** begin TASK INPUT **

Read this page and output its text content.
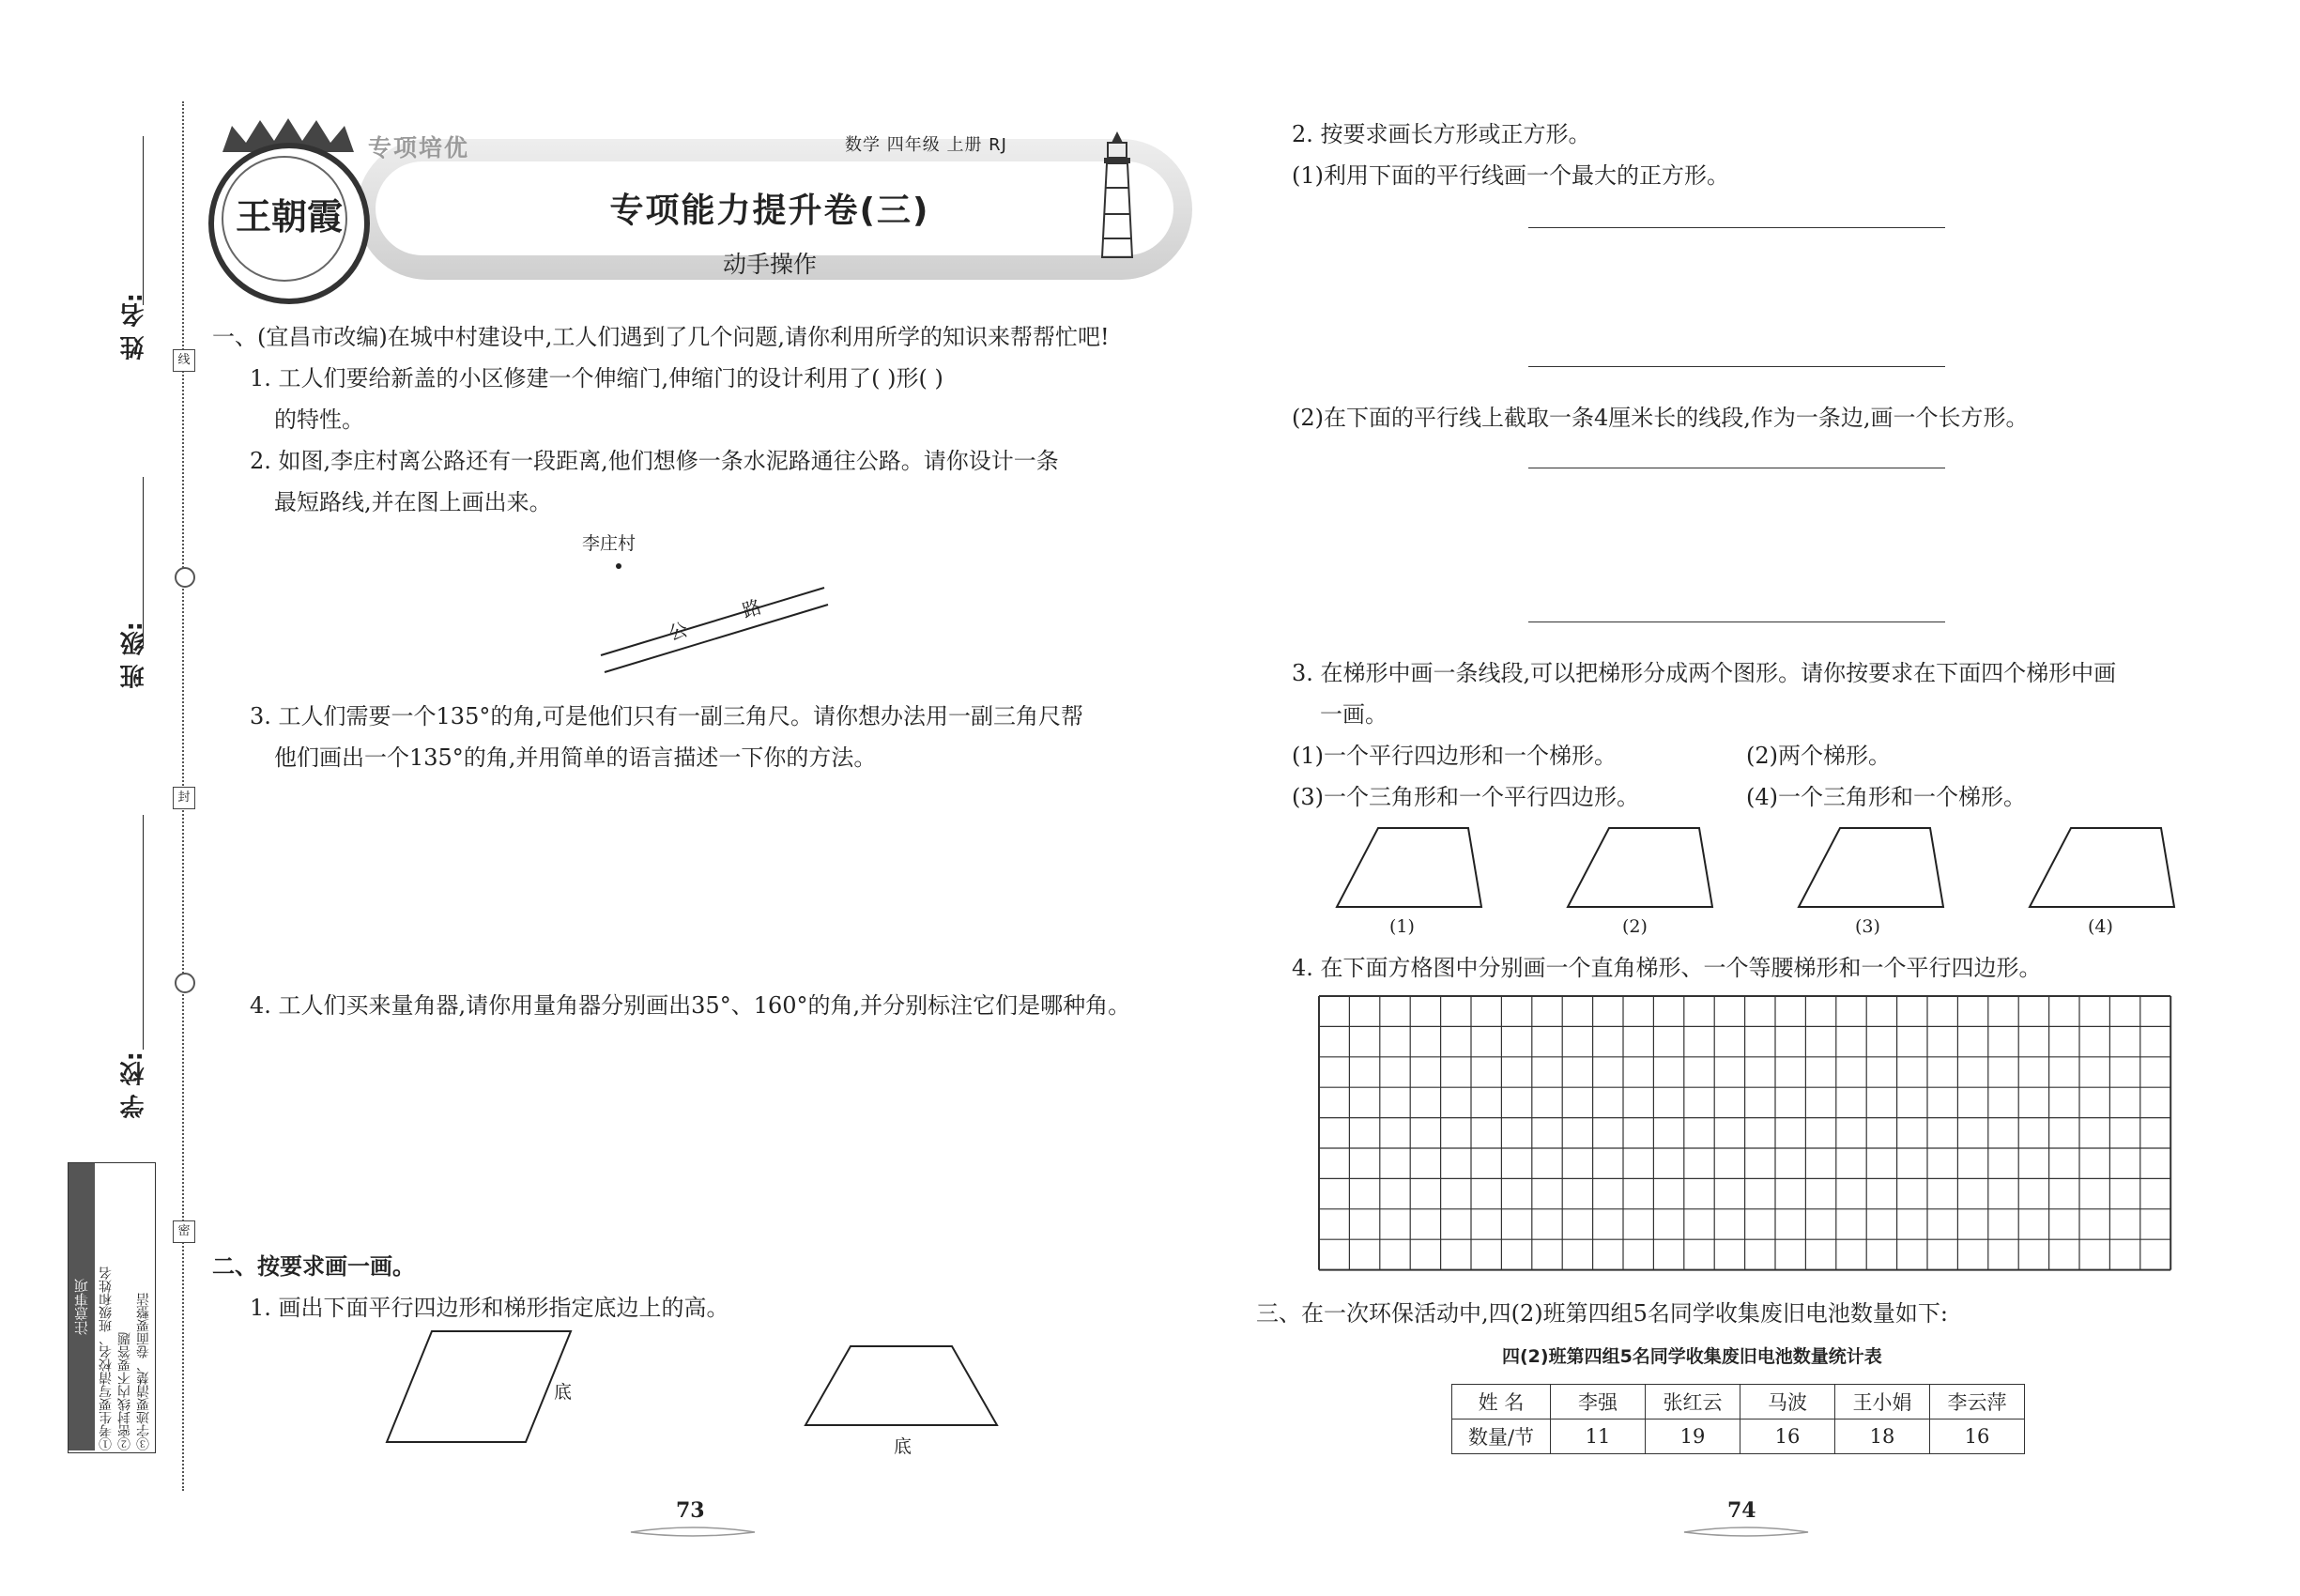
线
封
密
姓 名:
班 级:
学 校:
注意事项 ①考生要写清校名、班级和姓名 ②密封线内不要答题 ③字迹要清楚、卷面要整洁
专项培优	数学 四年级 上册 RJ
专项能力提升卷(三)
动手操作
王朝霞
一、(宜昌市改编)在城中村建设中,工人们遇到了几个问题,请你利用所学的知识来帮帮忙吧!
1. 工人们要给新盖的小区修建一个伸缩门,伸缩门的设计利用了( )形( )
的特性。
2. 如图,李庄村离公路还有一段距离,他们想修一条水泥路通往公路。请你设计一条
最短路线,并在图上画出来。
李庄村
公 路
3. 工人们需要一个135°的角,可是他们只有一副三角尺。请你想办法用一副三角尺帮
他们画出一个135°的角,并用简单的语言描述一下你的方法。
4. 工人们买来量角器,请你用量角器分别画出35°、160°的角,并分别标注它们是哪种角。
二、按要求画一画。
1. 画出下面平行四边形和梯形指定底边上的高。
底
底
73
2. 按要求画长方形或正方形。
(1)利用下面的平行线画一个最大的正方形。
(2)在下面的平行线上截取一条4厘米长的线段,作为一条边,画一个长方形。
3. 在梯形中画一条线段,可以把梯形分成两个图形。请你按要求在下面四个梯形中画
一画。
(1)一个平行四边形和一个梯形。	(2)两个梯形。
(3)一个三角形和一个平行四边形。	(4)一个三角形和一个梯形。
(1)	(2)	(3)	(4)
4. 在下面方格图中分别画一个直角梯形、一个等腰梯形和一个平行四边形。
三、在一次环保活动中,四(2)班第四组5名同学收集废旧电池数量如下:
四(2)班第四组5名同学收集废旧电池数量统计表
姓 名	李强	张红云	马波	王小娟	李云萍
数量/节	11	19	16	18	16
74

** end TASK INPUT **

EXERCISE PROMPT:
Return each line from the material above exactly, but not the pictures.

ANSWER FOR THIS EXERCISE:
Read this page and output its text content.
线
封
密
姓 名:
班 级:
学 校:
注意事项 ①考生要写清校名、班级和姓名 ②密封线内不要答题 ③字迹要清楚、卷面要整洁
专项培优	数学 四年级 上册 RJ
专项能力提升卷(三)
动手操作
王朝霞
一、(宜昌市改编)在城中村建设中,工人们遇到了几个问题,请你利用所学的知识来帮帮忙吧!
1. 工人们要给新盖的小区修建一个伸缩门,伸缩门的设计利用了( )形( )
的特性。
2. 如图,李庄村离公路还有一段距离,他们想修一条水泥路通往公路。请你设计一条
最短路线,并在图上画出来。
李庄村
公 路
3. 工人们需要一个135°的角,可是他们只有一副三角尺。请你想办法用一副三角尺帮
他们画出一个135°的角,并用简单的语言描述一下你的方法。
4. 工人们买来量角器,请你用量角器分别画出35°、160°的角,并分别标注它们是哪种角。
二、按要求画一画。
1. 画出下面平行四边形和梯形指定底边上的高。
底
底
73
2. 按要求画长方形或正方形。
(1)利用下面的平行线画一个最大的正方形。
(2)在下面的平行线上截取一条4厘米长的线段,作为一条边,画一个长方形。
3. 在梯形中画一条线段,可以把梯形分成两个图形。请你按要求在下面四个梯形中画
一画。
(1)一个平行四边形和一个梯形。	(2)两个梯形。
(3)一个三角形和一个平行四边形。	(4)一个三角形和一个梯形。
(1)	(2)	(3)	(4)
4. 在下面方格图中分别画一个直角梯形、一个等腰梯形和一个平行四边形。
三、在一次环保活动中,四(2)班第四组5名同学收集废旧电池数量如下:
四(2)班第四组5名同学收集废旧电池数量统计表
姓 名	李强	张红云	马波	王小娟	李云萍
数量/节	11	19	16	18	16
74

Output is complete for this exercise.